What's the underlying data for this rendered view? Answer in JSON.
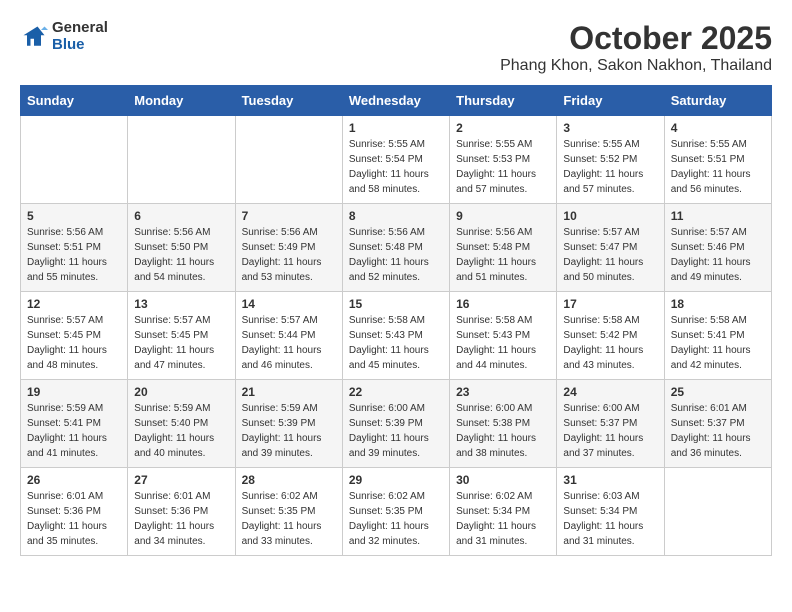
{
  "header": {
    "logo_general": "General",
    "logo_blue": "Blue",
    "month_title": "October 2025",
    "location": "Phang Khon, Sakon Nakhon, Thailand"
  },
  "weekdays": [
    "Sunday",
    "Monday",
    "Tuesday",
    "Wednesday",
    "Thursday",
    "Friday",
    "Saturday"
  ],
  "weeks": [
    [
      {
        "day": "",
        "sunrise": "",
        "sunset": "",
        "daylight": ""
      },
      {
        "day": "",
        "sunrise": "",
        "sunset": "",
        "daylight": ""
      },
      {
        "day": "",
        "sunrise": "",
        "sunset": "",
        "daylight": ""
      },
      {
        "day": "1",
        "sunrise": "5:55 AM",
        "sunset": "5:54 PM",
        "daylight": "11 hours and 58 minutes."
      },
      {
        "day": "2",
        "sunrise": "5:55 AM",
        "sunset": "5:53 PM",
        "daylight": "11 hours and 57 minutes."
      },
      {
        "day": "3",
        "sunrise": "5:55 AM",
        "sunset": "5:52 PM",
        "daylight": "11 hours and 57 minutes."
      },
      {
        "day": "4",
        "sunrise": "5:55 AM",
        "sunset": "5:51 PM",
        "daylight": "11 hours and 56 minutes."
      }
    ],
    [
      {
        "day": "5",
        "sunrise": "5:56 AM",
        "sunset": "5:51 PM",
        "daylight": "11 hours and 55 minutes."
      },
      {
        "day": "6",
        "sunrise": "5:56 AM",
        "sunset": "5:50 PM",
        "daylight": "11 hours and 54 minutes."
      },
      {
        "day": "7",
        "sunrise": "5:56 AM",
        "sunset": "5:49 PM",
        "daylight": "11 hours and 53 minutes."
      },
      {
        "day": "8",
        "sunrise": "5:56 AM",
        "sunset": "5:48 PM",
        "daylight": "11 hours and 52 minutes."
      },
      {
        "day": "9",
        "sunrise": "5:56 AM",
        "sunset": "5:48 PM",
        "daylight": "11 hours and 51 minutes."
      },
      {
        "day": "10",
        "sunrise": "5:57 AM",
        "sunset": "5:47 PM",
        "daylight": "11 hours and 50 minutes."
      },
      {
        "day": "11",
        "sunrise": "5:57 AM",
        "sunset": "5:46 PM",
        "daylight": "11 hours and 49 minutes."
      }
    ],
    [
      {
        "day": "12",
        "sunrise": "5:57 AM",
        "sunset": "5:45 PM",
        "daylight": "11 hours and 48 minutes."
      },
      {
        "day": "13",
        "sunrise": "5:57 AM",
        "sunset": "5:45 PM",
        "daylight": "11 hours and 47 minutes."
      },
      {
        "day": "14",
        "sunrise": "5:57 AM",
        "sunset": "5:44 PM",
        "daylight": "11 hours and 46 minutes."
      },
      {
        "day": "15",
        "sunrise": "5:58 AM",
        "sunset": "5:43 PM",
        "daylight": "11 hours and 45 minutes."
      },
      {
        "day": "16",
        "sunrise": "5:58 AM",
        "sunset": "5:43 PM",
        "daylight": "11 hours and 44 minutes."
      },
      {
        "day": "17",
        "sunrise": "5:58 AM",
        "sunset": "5:42 PM",
        "daylight": "11 hours and 43 minutes."
      },
      {
        "day": "18",
        "sunrise": "5:58 AM",
        "sunset": "5:41 PM",
        "daylight": "11 hours and 42 minutes."
      }
    ],
    [
      {
        "day": "19",
        "sunrise": "5:59 AM",
        "sunset": "5:41 PM",
        "daylight": "11 hours and 41 minutes."
      },
      {
        "day": "20",
        "sunrise": "5:59 AM",
        "sunset": "5:40 PM",
        "daylight": "11 hours and 40 minutes."
      },
      {
        "day": "21",
        "sunrise": "5:59 AM",
        "sunset": "5:39 PM",
        "daylight": "11 hours and 39 minutes."
      },
      {
        "day": "22",
        "sunrise": "6:00 AM",
        "sunset": "5:39 PM",
        "daylight": "11 hours and 39 minutes."
      },
      {
        "day": "23",
        "sunrise": "6:00 AM",
        "sunset": "5:38 PM",
        "daylight": "11 hours and 38 minutes."
      },
      {
        "day": "24",
        "sunrise": "6:00 AM",
        "sunset": "5:37 PM",
        "daylight": "11 hours and 37 minutes."
      },
      {
        "day": "25",
        "sunrise": "6:01 AM",
        "sunset": "5:37 PM",
        "daylight": "11 hours and 36 minutes."
      }
    ],
    [
      {
        "day": "26",
        "sunrise": "6:01 AM",
        "sunset": "5:36 PM",
        "daylight": "11 hours and 35 minutes."
      },
      {
        "day": "27",
        "sunrise": "6:01 AM",
        "sunset": "5:36 PM",
        "daylight": "11 hours and 34 minutes."
      },
      {
        "day": "28",
        "sunrise": "6:02 AM",
        "sunset": "5:35 PM",
        "daylight": "11 hours and 33 minutes."
      },
      {
        "day": "29",
        "sunrise": "6:02 AM",
        "sunset": "5:35 PM",
        "daylight": "11 hours and 32 minutes."
      },
      {
        "day": "30",
        "sunrise": "6:02 AM",
        "sunset": "5:34 PM",
        "daylight": "11 hours and 31 minutes."
      },
      {
        "day": "31",
        "sunrise": "6:03 AM",
        "sunset": "5:34 PM",
        "daylight": "11 hours and 31 minutes."
      },
      {
        "day": "",
        "sunrise": "",
        "sunset": "",
        "daylight": ""
      }
    ]
  ]
}
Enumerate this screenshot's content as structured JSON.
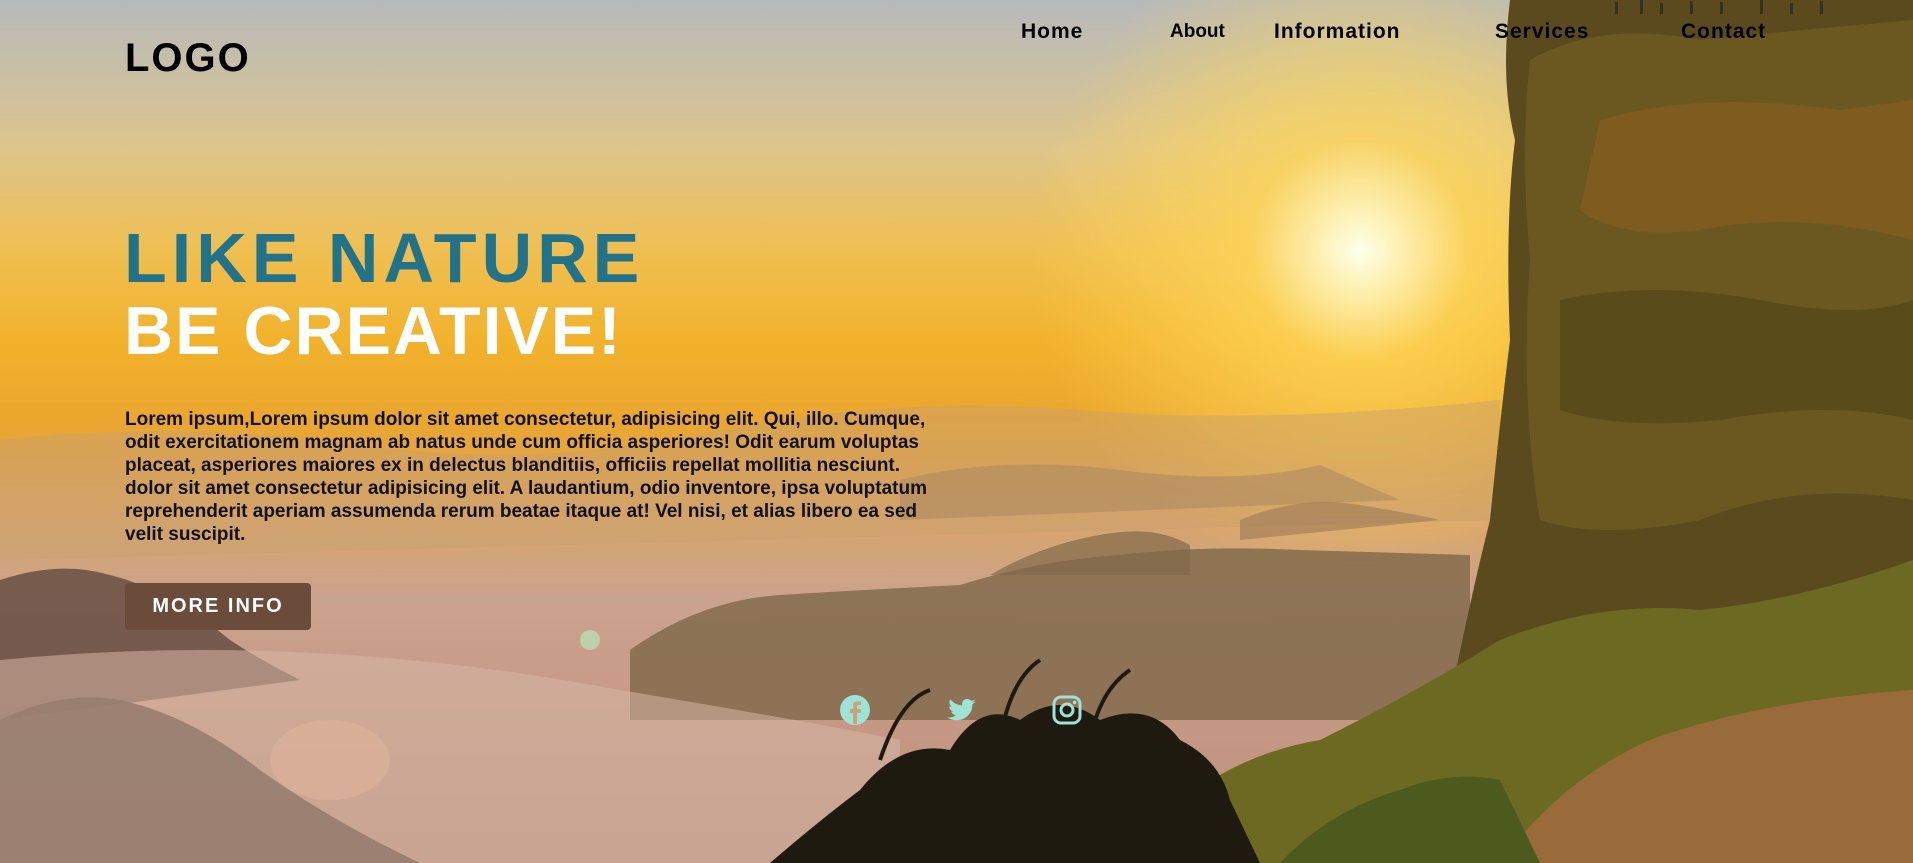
+--
# PROBLEM TO SOLVE
Count how many lines above include the word "JSON" and answer with that figure only.

# WRITTEN ANSWER
2